- POLECENIA:
• 1. Proszę przepisać z wpisów z forum fragment zaczynający się od słów "Nad morzem się" i ciągnący się aż do słów "może przez to...".
• 2. Dokąd według wpisów z forum poszedł Staś na plaży, zanim rozbolała go noga?

Andzia :Całus: szkoda że urlop się nie udał ::(: no ale cóż czasem nie wszystko idzie po naszj mysli...trzymam mocno kciuki za Stasia, gdzie on złamał tą noge? i w którym miejscu ma złamanie???

Tynia hehe, może nam się uda zgrać następną ciąże razem :Śmiech: ja mam w planch tez postarać się o dzidzie w następne wakacje, bo bardzo bym chciała żeby kolejny dzidziuś (no i koniecznie synus::):) przyszedł na świat wiosną, bo taaak mi się podobają takie maleństwa jak leżą w wózkach takie w samych bodziakach z gołymi nóżkami :Nieśmiały:...ale mam marzenia:))

http://www.ticker.7910.org/as1cCAp-M240010Mjg3ZHw0MTdkanxBbWVsaWEgbWE.gif

Odnośnik do komentarza

Mój brat odwiedził właśnie Stasia, grają razem, więc mam chwilkę.
Nad morzem się tak super czułam, nogi w ogóle nie dokuczały, a dzisiaj głowa mi pęka i plecy napieprzają. Całą drogę jechałam ze Stasia głową na kolanach, niezbyt wygodna pozycja, może przez to...

Kuba i Weronika przepędzają jeszcze zołzinki i za jakąś godzinkę wyruszają:D

Odnośnik do komentarza

Witajcie!!
Andzia, mimo wszystko chyba wróciliście wypoczęci. Stasiu oczywiście mega dzielny!!
Magda, widziałam na fotkach, że Michałek jest większy od dziewczyn i filipa. My mamy 92, czasem 86 rozmiar.
Cafe, kiedy masz kolejne usg?
Wesele i poprawiny zaliczone. Troche mały tańczył, a później zawiozłam go do teściowej. W ogóle wesele bardzo dziwne. Po kościele, mloda zdjęła juz welon. O godzinie 5 młodzi zniknęli i nie wrócili już wcale. Nie było oczepin:Zakręcony: Na poprawinach młodzi byli 3 godziny....rozdali torta i po weselu. Podobno była jakaś awantura z teściową....Mimo wszystko, my bawiliśmy się świetnie!!

Odnośnik do komentarza

ANielinka, Tynia fajne plany fasolkowe:)

Opiszę Wam w skrócie naszą historię.
W środe zaraz po obiedzie ruszyliśmy na plażę, Stasiu poszedł z moją siostrą na dmuchaną zjeżdżalnie, wiecie o jaką chodzi. Po jakiś 5 minutach zobaczyłam, że Weronika go niesie na rękach, serce miałam w gardle, podbiegłam do nich, okazało się, że STasia boli noga, płakał strasznie. Pytam go, czy może chodzić, mowi, ze nie wie, spróbowalam go postawić na ziemi, ale krzyczał strasznie, więc zaniosłam go do ratowników. Obejrzeli mu nogę i od razu stwierdzili złamanie, mi sie zrobioł słabo, myślałam normalnie, że zemdleje. Usztywnili mu tą nogę, K. z Weroniką zabrali dziewczyny i poszli szybko po samochód. Ratownicy pomogli mi go znieść z plaży, pozbierali wszystkie nasze rzeczy, naprawdę bardzo nam pomogli. Stasia bolało, płakał strasznie, cały czas się do mnie tulił, w ogóle nie puszczał mojej ręki. Pojechaliśmy z nim do szpitala do Kam. Pomorskiego. W. została z zołzami, byłam w podwójnym stresie, bo nie dość, że martwiłam się o STasinka, to jeszcze o to jak ona sama da sobie z nimi radę. Dziewczyny chyba rozumiały powagę sytuacji, bo ponoć były tak grzeczne jak nigdy, 2 h jeździły w wózku bez marudzenia.

- Surowe rekordy:
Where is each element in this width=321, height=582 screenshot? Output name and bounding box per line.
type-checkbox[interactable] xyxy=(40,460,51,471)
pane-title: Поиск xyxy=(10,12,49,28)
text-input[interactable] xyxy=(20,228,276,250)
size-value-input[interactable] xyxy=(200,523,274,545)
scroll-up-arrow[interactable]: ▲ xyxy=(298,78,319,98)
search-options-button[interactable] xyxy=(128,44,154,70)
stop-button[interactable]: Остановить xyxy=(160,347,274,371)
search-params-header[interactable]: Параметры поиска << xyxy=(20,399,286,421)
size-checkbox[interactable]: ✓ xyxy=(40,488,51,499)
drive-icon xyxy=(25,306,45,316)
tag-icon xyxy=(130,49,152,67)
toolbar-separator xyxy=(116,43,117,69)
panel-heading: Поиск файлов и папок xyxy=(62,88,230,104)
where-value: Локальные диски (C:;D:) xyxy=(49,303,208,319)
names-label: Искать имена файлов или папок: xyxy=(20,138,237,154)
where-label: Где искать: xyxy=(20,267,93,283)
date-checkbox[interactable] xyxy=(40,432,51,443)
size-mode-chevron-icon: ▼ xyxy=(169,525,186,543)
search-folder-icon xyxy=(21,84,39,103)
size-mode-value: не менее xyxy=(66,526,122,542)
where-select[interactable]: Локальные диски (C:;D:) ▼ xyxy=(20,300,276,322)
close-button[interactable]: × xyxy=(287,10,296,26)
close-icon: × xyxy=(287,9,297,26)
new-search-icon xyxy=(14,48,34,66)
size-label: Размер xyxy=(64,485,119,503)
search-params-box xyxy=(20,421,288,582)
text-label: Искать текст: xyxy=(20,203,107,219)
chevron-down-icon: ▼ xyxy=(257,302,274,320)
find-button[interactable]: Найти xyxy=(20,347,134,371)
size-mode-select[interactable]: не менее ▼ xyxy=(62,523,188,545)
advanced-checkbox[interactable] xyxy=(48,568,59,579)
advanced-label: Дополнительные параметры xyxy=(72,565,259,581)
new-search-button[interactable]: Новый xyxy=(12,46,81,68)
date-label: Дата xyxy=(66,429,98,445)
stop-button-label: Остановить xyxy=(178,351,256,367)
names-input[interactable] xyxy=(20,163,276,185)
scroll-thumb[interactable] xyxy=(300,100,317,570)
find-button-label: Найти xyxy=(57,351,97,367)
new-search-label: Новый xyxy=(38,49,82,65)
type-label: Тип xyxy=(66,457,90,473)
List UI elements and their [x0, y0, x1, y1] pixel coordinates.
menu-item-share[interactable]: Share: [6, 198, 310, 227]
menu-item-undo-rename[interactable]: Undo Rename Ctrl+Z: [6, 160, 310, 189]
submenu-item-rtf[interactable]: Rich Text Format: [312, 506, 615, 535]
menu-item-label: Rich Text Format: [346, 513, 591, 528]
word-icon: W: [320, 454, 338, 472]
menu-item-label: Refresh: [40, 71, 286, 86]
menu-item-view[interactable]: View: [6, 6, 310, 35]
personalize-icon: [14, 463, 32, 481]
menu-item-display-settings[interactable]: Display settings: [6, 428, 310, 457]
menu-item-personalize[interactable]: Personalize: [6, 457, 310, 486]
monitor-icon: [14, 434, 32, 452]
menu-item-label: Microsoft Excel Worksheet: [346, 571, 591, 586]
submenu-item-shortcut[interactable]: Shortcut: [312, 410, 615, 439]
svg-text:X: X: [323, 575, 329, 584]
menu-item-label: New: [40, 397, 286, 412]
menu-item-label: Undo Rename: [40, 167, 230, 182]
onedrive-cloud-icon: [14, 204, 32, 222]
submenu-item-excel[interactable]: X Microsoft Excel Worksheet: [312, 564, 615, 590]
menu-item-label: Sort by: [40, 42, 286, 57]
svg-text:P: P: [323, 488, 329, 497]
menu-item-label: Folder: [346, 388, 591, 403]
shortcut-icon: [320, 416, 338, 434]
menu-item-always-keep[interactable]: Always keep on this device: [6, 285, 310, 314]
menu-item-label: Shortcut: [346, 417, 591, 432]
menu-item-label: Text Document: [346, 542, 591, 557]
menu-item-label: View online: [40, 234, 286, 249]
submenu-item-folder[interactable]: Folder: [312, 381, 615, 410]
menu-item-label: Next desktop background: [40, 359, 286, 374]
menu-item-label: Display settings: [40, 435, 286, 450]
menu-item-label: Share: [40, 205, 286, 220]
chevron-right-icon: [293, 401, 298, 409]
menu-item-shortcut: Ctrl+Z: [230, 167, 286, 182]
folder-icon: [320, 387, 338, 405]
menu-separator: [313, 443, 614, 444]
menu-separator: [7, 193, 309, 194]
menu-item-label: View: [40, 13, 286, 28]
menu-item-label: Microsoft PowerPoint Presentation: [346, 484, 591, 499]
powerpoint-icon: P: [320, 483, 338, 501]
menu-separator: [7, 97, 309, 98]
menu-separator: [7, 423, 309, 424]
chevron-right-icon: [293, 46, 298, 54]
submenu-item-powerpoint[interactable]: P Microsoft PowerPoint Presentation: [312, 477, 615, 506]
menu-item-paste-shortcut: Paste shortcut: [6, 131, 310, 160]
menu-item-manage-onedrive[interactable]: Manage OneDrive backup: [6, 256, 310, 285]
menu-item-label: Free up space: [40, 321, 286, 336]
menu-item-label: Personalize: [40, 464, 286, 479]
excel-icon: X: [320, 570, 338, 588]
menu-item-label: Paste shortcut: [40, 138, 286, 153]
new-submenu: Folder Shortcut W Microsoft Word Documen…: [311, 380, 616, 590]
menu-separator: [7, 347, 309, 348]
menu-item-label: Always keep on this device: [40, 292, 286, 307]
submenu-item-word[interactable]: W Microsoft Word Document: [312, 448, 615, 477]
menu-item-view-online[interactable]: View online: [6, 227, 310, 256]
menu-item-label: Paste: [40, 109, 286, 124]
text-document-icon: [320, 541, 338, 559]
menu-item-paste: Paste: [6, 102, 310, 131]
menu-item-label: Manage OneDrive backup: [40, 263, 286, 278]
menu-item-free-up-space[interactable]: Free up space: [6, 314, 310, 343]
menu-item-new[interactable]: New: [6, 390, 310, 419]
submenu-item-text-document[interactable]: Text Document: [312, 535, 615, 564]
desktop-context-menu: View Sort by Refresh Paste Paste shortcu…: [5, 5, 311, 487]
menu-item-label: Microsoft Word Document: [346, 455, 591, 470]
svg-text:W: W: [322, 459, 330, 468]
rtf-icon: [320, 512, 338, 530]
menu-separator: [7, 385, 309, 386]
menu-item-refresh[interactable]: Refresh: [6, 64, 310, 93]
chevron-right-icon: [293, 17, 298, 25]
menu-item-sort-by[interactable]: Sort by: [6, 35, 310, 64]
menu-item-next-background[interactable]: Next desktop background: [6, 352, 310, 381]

- ODPOWIEDZI:
• 1.
Nad morzem się tak super czułam, nogi w ogóle nie dokuczały, a dzisiaj głowa mi pęka i plecy napieprzają. Całą drogę jechałam ze Stasia głową na kolanach, niezbyt wygodna pozycja, może przez to...

• 2. Na dmuchaną zjeżdżalnię.